→ **Provided information**

++++++++++++++++++++

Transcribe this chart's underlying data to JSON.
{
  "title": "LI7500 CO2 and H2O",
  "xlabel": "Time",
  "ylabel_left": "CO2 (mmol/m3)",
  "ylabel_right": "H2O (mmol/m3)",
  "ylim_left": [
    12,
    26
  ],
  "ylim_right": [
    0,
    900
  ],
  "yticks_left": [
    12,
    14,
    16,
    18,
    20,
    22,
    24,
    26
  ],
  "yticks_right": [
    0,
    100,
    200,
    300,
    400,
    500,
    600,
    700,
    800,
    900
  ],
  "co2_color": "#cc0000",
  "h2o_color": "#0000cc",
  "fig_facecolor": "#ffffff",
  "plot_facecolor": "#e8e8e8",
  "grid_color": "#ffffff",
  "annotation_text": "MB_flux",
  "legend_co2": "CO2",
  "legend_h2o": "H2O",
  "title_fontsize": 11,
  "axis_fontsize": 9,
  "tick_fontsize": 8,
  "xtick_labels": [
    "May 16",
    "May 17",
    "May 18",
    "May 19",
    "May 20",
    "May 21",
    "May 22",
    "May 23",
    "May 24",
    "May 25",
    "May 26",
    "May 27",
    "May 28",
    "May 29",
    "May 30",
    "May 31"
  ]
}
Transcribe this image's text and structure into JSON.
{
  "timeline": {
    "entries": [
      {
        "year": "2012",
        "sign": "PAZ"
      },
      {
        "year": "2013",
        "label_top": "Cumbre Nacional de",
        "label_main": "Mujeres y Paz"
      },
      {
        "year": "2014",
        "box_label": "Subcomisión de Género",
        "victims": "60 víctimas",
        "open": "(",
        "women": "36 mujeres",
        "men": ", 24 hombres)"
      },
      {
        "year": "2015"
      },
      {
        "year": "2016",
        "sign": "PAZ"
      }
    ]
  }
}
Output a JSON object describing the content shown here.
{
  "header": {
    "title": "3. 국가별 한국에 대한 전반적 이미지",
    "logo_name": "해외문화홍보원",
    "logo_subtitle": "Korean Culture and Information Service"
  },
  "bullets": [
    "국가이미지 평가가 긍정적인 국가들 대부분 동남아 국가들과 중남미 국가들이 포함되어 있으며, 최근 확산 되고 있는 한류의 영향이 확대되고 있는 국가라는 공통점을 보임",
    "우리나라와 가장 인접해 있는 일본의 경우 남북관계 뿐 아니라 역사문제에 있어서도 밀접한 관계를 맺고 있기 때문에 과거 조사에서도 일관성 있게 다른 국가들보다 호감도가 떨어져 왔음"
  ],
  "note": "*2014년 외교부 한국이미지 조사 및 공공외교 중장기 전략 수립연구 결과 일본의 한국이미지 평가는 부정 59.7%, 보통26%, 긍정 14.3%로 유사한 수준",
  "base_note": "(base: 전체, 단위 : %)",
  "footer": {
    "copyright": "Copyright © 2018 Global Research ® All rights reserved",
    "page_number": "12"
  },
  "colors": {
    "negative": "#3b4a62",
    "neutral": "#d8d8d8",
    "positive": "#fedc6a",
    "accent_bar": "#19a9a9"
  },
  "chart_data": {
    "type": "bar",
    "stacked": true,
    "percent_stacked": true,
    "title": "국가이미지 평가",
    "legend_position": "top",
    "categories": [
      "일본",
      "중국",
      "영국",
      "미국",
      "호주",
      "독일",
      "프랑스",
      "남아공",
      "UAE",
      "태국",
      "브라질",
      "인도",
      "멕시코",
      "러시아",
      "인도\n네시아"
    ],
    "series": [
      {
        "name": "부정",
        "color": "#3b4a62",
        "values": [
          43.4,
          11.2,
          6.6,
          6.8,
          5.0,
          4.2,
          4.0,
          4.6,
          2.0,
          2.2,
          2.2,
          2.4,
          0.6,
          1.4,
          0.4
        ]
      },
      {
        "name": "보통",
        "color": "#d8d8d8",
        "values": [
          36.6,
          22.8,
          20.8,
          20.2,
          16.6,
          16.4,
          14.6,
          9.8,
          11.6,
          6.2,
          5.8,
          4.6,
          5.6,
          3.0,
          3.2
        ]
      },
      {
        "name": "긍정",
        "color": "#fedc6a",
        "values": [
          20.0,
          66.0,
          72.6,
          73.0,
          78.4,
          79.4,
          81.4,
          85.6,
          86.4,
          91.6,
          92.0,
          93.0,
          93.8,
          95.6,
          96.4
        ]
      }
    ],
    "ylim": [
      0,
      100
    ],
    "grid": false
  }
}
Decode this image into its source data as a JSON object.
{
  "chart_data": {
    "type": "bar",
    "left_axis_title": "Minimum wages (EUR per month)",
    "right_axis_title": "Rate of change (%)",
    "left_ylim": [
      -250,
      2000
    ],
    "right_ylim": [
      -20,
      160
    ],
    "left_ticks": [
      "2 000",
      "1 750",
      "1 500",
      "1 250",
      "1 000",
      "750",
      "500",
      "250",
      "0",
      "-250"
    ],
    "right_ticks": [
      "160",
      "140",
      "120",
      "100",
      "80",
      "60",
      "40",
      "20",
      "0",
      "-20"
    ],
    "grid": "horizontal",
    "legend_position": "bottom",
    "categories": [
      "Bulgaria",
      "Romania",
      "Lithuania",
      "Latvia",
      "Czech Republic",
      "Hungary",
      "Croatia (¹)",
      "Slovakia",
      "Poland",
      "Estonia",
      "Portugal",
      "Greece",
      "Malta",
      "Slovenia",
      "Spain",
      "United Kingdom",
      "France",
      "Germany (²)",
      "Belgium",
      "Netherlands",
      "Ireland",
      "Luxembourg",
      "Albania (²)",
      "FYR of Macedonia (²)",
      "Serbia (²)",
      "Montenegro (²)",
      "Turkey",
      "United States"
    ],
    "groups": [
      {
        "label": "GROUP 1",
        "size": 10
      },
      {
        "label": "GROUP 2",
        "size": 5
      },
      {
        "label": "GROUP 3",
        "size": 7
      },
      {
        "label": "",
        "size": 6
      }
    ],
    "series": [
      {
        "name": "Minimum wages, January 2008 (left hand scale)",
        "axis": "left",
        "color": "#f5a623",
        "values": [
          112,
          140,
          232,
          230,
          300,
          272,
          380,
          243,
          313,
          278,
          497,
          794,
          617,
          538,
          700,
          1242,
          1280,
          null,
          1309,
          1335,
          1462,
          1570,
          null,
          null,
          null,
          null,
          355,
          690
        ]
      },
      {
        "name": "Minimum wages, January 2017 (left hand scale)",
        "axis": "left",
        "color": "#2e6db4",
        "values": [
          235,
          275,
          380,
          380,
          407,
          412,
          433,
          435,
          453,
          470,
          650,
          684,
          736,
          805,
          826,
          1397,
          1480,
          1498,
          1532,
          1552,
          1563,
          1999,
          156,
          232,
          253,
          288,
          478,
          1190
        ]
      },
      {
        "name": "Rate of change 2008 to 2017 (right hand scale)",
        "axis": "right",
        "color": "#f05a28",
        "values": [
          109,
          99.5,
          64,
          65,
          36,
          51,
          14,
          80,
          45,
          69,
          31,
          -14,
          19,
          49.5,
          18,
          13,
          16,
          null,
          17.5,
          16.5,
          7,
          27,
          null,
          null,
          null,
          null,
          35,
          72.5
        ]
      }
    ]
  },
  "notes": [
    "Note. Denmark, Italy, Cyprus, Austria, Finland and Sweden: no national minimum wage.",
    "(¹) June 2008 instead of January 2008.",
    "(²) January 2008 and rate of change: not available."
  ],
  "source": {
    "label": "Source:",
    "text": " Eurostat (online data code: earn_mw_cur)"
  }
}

++++++++++++++++++++

→ **Problem to solve**
Every record should be given again exactly.

→ **Solution to the exercise**
Transcribe this chart's underlying data to JSON.
{
  "title": "LI7500 CO2 and H2O",
  "xlabel": "Time",
  "ylabel_left": "CO2 (mmol/m3)",
  "ylabel_right": "H2O (mmol/m3)",
  "ylim_left": [
    12,
    26
  ],
  "ylim_right": [
    0,
    900
  ],
  "yticks_left": [
    12,
    14,
    16,
    18,
    20,
    22,
    24,
    26
  ],
  "yticks_right": [
    0,
    100,
    200,
    300,
    400,
    500,
    600,
    700,
    800,
    900
  ],
  "co2_color": "#cc0000",
  "h2o_color": "#0000cc",
  "fig_facecolor": "#ffffff",
  "plot_facecolor": "#e8e8e8",
  "grid_color": "#ffffff",
  "annotation_text": "MB_flux",
  "legend_co2": "CO2",
  "legend_h2o": "H2O",
  "title_fontsize": 11,
  "axis_fontsize": 9,
  "tick_fontsize": 8,
  "xtick_labels": [
    "May 16",
    "May 17",
    "May 18",
    "May 19",
    "May 20",
    "May 21",
    "May 22",
    "May 23",
    "May 24",
    "May 25",
    "May 26",
    "May 27",
    "May 28",
    "May 29",
    "May 30",
    "May 31"
  ]
}
Transcribe this image's text and structure into JSON.
{
  "timeline": {
    "entries": [
      {
        "year": "2012",
        "sign": "PAZ"
      },
      {
        "year": "2013",
        "label_top": "Cumbre Nacional de",
        "label_main": "Mujeres y Paz"
      },
      {
        "year": "2014",
        "box_label": "Subcomisión de Género",
        "victims": "60 víctimas",
        "open": "(",
        "women": "36 mujeres",
        "men": ", 24 hombres)"
      },
      {
        "year": "2015"
      },
      {
        "year": "2016",
        "sign": "PAZ"
      }
    ]
  }
}
Output a JSON object describing the content shown here.
{
  "header": {
    "title": "3. 국가별 한국에 대한 전반적 이미지",
    "logo_name": "해외문화홍보원",
    "logo_subtitle": "Korean Culture and Information Service"
  },
  "bullets": [
    "국가이미지 평가가 긍정적인 국가들 대부분 동남아 국가들과 중남미 국가들이 포함되어 있으며, 최근 확산 되고 있는 한류의 영향이 확대되고 있는 국가라는 공통점을 보임",
    "우리나라와 가장 인접해 있는 일본의 경우 남북관계 뿐 아니라 역사문제에 있어서도 밀접한 관계를 맺고 있기 때문에 과거 조사에서도 일관성 있게 다른 국가들보다 호감도가 떨어져 왔음"
  ],
  "note": "*2014년 외교부 한국이미지 조사 및 공공외교 중장기 전략 수립연구 결과 일본의 한국이미지 평가는 부정 59.7%, 보통26%, 긍정 14.3%로 유사한 수준",
  "base_note": "(base: 전체, 단위 : %)",
  "footer": {
    "copyright": "Copyright © 2018 Global Research ® All rights reserved",
    "page_number": "12"
  },
  "colors": {
    "negative": "#3b4a62",
    "neutral": "#d8d8d8",
    "positive": "#fedc6a",
    "accent_bar": "#19a9a9"
  },
  "chart_data": {
    "type": "bar",
    "stacked": true,
    "percent_stacked": true,
    "title": "국가이미지 평가",
    "legend_position": "top",
    "categories": [
      "일본",
      "중국",
      "영국",
      "미국",
      "호주",
      "독일",
      "프랑스",
      "남아공",
      "UAE",
      "태국",
      "브라질",
      "인도",
      "멕시코",
      "러시아",
      "인도\n네시아"
    ],
    "series": [
      {
        "name": "부정",
        "color": "#3b4a62",
        "values": [
          43.4,
          11.2,
          6.6,
          6.8,
          5.0,
          4.2,
          4.0,
          4.6,
          2.0,
          2.2,
          2.2,
          2.4,
          0.6,
          1.4,
          0.4
        ]
      },
      {
        "name": "보통",
        "color": "#d8d8d8",
        "values": [
          36.6,
          22.8,
          20.8,
          20.2,
          16.6,
          16.4,
          14.6,
          9.8,
          11.6,
          6.2,
          5.8,
          4.6,
          5.6,
          3.0,
          3.2
        ]
      },
      {
        "name": "긍정",
        "color": "#fedc6a",
        "values": [
          20.0,
          66.0,
          72.6,
          73.0,
          78.4,
          79.4,
          81.4,
          85.6,
          86.4,
          91.6,
          92.0,
          93.0,
          93.8,
          95.6,
          96.4
        ]
      }
    ],
    "ylim": [
      0,
      100
    ],
    "grid": false
  }
}
Decode this image into its source data as a JSON object.
{
  "chart_data": {
    "type": "bar",
    "left_axis_title": "Minimum wages (EUR per month)",
    "right_axis_title": "Rate of change (%)",
    "left_ylim": [
      -250,
      2000
    ],
    "right_ylim": [
      -20,
      160
    ],
    "left_ticks": [
      "2 000",
      "1 750",
      "1 500",
      "1 250",
      "1 000",
      "750",
      "500",
      "250",
      "0",
      "-250"
    ],
    "right_ticks": [
      "160",
      "140",
      "120",
      "100",
      "80",
      "60",
      "40",
      "20",
      "0",
      "-20"
    ],
    "grid": "horizontal",
    "legend_position": "bottom",
    "categories": [
      "Bulgaria",
      "Romania",
      "Lithuania",
      "Latvia",
      "Czech Republic",
      "Hungary",
      "Croatia (¹)",
      "Slovakia",
      "Poland",
      "Estonia",
      "Portugal",
      "Greece",
      "Malta",
      "Slovenia",
      "Spain",
      "United Kingdom",
      "France",
      "Germany (²)",
      "Belgium",
      "Netherlands",
      "Ireland",
      "Luxembourg",
      "Albania (²)",
      "FYR of Macedonia (²)",
      "Serbia (²)",
      "Montenegro (²)",
      "Turkey",
      "United States"
    ],
    "groups": [
      {
        "label": "GROUP 1",
        "size": 10
      },
      {
        "label": "GROUP 2",
        "size": 5
      },
      {
        "label": "GROUP 3",
        "size": 7
      },
      {
        "label": "",
        "size": 6
      }
    ],
    "series": [
      {
        "name": "Minimum wages, January 2008 (left hand scale)",
        "axis": "left",
        "color": "#f5a623",
        "values": [
          112,
          140,
          232,
          230,
          300,
          272,
          380,
          243,
          313,
          278,
          497,
          794,
          617,
          538,
          700,
          1242,
          1280,
          null,
          1309,
          1335,
          1462,
          1570,
          null,
          null,
          null,
          null,
          355,
          690
        ]
      },
      {
        "name": "Minimum wages, January 2017 (left hand scale)",
        "axis": "left",
        "color": "#2e6db4",
        "values": [
          235,
          275,
          380,
          380,
          407,
          412,
          433,
          435,
          453,
          470,
          650,
          684,
          736,
          805,
          826,
          1397,
          1480,
          1498,
          1532,
          1552,
          1563,
          1999,
          156,
          232,
          253,
          288,
          478,
          1190
        ]
      },
      {
        "name": "Rate of change 2008 to 2017 (right hand scale)",
        "axis": "right",
        "color": "#f05a28",
        "values": [
          109,
          99.5,
          64,
          65,
          36,
          51,
          14,
          80,
          45,
          69,
          31,
          -14,
          19,
          49.5,
          18,
          13,
          16,
          null,
          17.5,
          16.5,
          7,
          27,
          null,
          null,
          null,
          null,
          35,
          72.5
        ]
      }
    ]
  },
  "notes": [
    "Note. Denmark, Italy, Cyprus, Austria, Finland and Sweden: no national minimum wage.",
    "(¹) June 2008 instead of January 2008.",
    "(²) January 2008 and rate of change: not available."
  ],
  "source": {
    "label": "Source:",
    "text": " Eurostat (online data code: earn_mw_cur)"
  }
}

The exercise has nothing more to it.